------ Supplied material

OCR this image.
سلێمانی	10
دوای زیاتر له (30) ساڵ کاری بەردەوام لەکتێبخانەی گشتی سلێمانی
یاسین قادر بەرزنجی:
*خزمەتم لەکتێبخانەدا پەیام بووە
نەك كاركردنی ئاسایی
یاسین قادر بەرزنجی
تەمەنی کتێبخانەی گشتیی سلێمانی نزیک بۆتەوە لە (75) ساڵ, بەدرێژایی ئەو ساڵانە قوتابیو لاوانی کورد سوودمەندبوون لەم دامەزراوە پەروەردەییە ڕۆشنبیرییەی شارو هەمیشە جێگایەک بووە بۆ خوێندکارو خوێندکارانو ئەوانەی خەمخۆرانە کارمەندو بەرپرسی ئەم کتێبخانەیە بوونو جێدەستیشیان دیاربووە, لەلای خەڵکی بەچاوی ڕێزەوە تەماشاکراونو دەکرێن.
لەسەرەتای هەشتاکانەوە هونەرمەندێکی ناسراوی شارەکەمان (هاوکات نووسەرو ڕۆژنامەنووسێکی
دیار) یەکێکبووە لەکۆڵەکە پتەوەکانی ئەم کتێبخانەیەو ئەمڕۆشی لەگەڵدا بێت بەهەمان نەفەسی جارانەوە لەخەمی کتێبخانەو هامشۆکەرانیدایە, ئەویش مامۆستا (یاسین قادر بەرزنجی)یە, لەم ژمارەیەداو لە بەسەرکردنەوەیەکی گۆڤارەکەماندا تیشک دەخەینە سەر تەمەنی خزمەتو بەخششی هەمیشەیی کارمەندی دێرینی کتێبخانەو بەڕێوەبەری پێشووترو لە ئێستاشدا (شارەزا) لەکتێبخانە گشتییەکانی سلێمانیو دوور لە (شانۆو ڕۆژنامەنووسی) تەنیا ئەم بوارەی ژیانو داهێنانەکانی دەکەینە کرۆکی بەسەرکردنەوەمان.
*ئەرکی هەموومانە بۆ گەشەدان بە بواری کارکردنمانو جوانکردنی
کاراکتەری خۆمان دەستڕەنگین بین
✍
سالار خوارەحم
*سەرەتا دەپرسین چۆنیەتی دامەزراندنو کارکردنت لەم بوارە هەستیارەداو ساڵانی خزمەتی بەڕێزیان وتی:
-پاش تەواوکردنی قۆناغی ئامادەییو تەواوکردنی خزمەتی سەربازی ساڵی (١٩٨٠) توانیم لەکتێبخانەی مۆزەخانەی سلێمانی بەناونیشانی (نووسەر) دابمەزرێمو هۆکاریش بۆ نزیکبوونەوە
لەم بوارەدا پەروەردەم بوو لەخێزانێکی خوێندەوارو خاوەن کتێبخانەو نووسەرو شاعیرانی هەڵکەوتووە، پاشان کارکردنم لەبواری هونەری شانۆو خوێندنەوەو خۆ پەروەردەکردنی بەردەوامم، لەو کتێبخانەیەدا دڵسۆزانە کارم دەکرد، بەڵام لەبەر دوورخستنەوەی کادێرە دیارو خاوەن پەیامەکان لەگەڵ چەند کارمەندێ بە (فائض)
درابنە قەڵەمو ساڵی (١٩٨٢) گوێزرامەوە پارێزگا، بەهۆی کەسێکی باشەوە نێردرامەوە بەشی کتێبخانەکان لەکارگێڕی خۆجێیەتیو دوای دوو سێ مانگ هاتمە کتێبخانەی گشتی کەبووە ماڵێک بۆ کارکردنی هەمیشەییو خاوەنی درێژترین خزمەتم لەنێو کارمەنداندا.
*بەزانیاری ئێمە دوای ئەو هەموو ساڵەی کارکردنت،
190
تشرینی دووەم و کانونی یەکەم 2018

------------

Report how many lines of the entries hold the word "کارکردنت". Nothing else is needed.

2